▶ [Data provided]
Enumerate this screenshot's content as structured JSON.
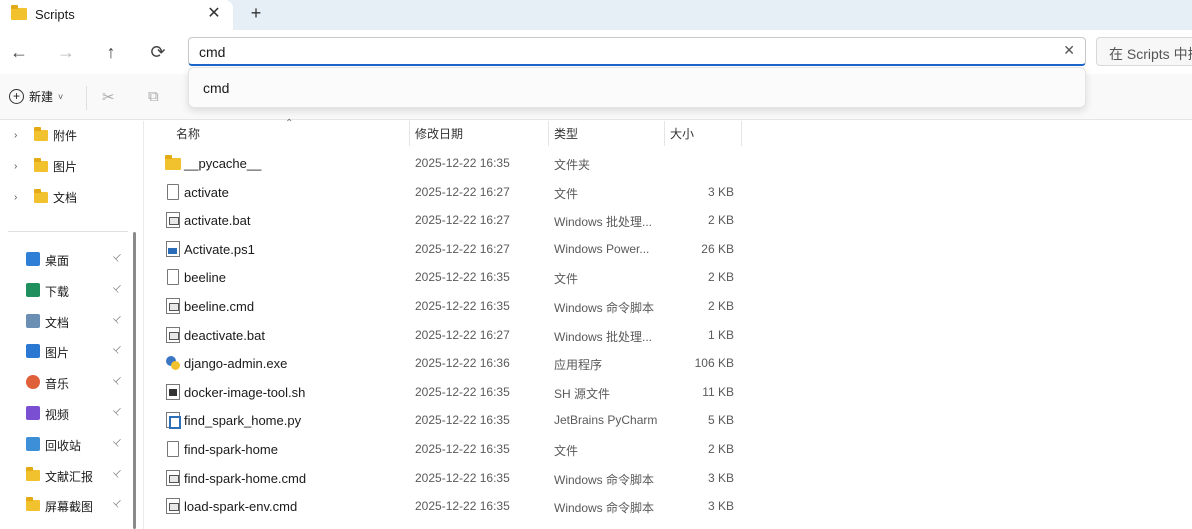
{
  "tab": {
    "title": "Scripts",
    "close": "✕",
    "new": "+"
  },
  "nav": {
    "back": "←",
    "forward": "→",
    "up": "↑",
    "refresh": "⟳",
    "address_value": "cmd",
    "clear": "✕",
    "search_placeholder": "在 Scripts 中搜"
  },
  "toolbar": {
    "new_label": "新建",
    "new_chevron": "˅",
    "cut": "✂",
    "copy": "⧉"
  },
  "dropdown": {
    "suggestion": "cmd"
  },
  "sidebar": {
    "tree": [
      {
        "label": "附件",
        "arrow": "›"
      },
      {
        "label": "图片",
        "arrow": "›"
      },
      {
        "label": "文档",
        "arrow": "›"
      }
    ],
    "quick_access": [
      {
        "label": "桌面",
        "icon": "desktop-icon",
        "color": "#2f7fd6"
      },
      {
        "label": "下载",
        "icon": "download-icon",
        "color": "#1f8f5e"
      },
      {
        "label": "文档",
        "icon": "documents-icon",
        "color": "#6b8fb3"
      },
      {
        "label": "图片",
        "icon": "pictures-icon",
        "color": "#2a78d1"
      },
      {
        "label": "音乐",
        "icon": "music-icon",
        "color": "#e0603a"
      },
      {
        "label": "视频",
        "icon": "videos-icon",
        "color": "#7a4fd1"
      },
      {
        "label": "回收站",
        "icon": "recycle-bin-icon",
        "color": "#3d8fd8"
      },
      {
        "label": "文献汇报",
        "icon": "folder-icon",
        "color": "#f2c12e"
      },
      {
        "label": "屏幕截图",
        "icon": "folder-icon",
        "color": "#f2c12e"
      }
    ],
    "pin": "📌"
  },
  "columns": {
    "name": "名称",
    "date": "修改日期",
    "type": "类型",
    "size": "大小",
    "sort_indicator": "⌃"
  },
  "files": [
    {
      "name": "__pycache__",
      "date": "2025-12-22 16:35",
      "type": "文件夹",
      "size": "",
      "icon": "folder"
    },
    {
      "name": "activate",
      "date": "2025-12-22 16:27",
      "type": "文件",
      "size": "3 KB",
      "icon": "doc"
    },
    {
      "name": "activate.bat",
      "date": "2025-12-22 16:27",
      "type": "Windows 批处理...",
      "size": "2 KB",
      "icon": "bat"
    },
    {
      "name": "Activate.ps1",
      "date": "2025-12-22 16:27",
      "type": "Windows Power...",
      "size": "26 KB",
      "icon": "ps"
    },
    {
      "name": "beeline",
      "date": "2025-12-22 16:35",
      "type": "文件",
      "size": "2 KB",
      "icon": "doc"
    },
    {
      "name": "beeline.cmd",
      "date": "2025-12-22 16:35",
      "type": "Windows 命令脚本",
      "size": "2 KB",
      "icon": "bat"
    },
    {
      "name": "deactivate.bat",
      "date": "2025-12-22 16:27",
      "type": "Windows 批处理...",
      "size": "1 KB",
      "icon": "bat"
    },
    {
      "name": "django-admin.exe",
      "date": "2025-12-22 16:36",
      "type": "应用程序",
      "size": "106 KB",
      "icon": "exe"
    },
    {
      "name": "docker-image-tool.sh",
      "date": "2025-12-22 16:35",
      "type": "SH 源文件",
      "size": "11 KB",
      "icon": "sh"
    },
    {
      "name": "find_spark_home.py",
      "date": "2025-12-22 16:35",
      "type": "JetBrains PyCharm",
      "size": "5 KB",
      "icon": "py"
    },
    {
      "name": "find-spark-home",
      "date": "2025-12-22 16:35",
      "type": "文件",
      "size": "2 KB",
      "icon": "doc"
    },
    {
      "name": "find-spark-home.cmd",
      "date": "2025-12-22 16:35",
      "type": "Windows 命令脚本",
      "size": "3 KB",
      "icon": "bat"
    },
    {
      "name": "load-spark-env.cmd",
      "date": "2025-12-22 16:35",
      "type": "Windows 命令脚本",
      "size": "3 KB",
      "icon": "bat"
    }
  ]
}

▶ [What you have to do] Identify each line in the records above that contains the word "Scripts", and copy it out in full.

▶ [Result of the exercise]
    "title": "Scripts",
    "search_placeholder": "在 Scripts 中搜"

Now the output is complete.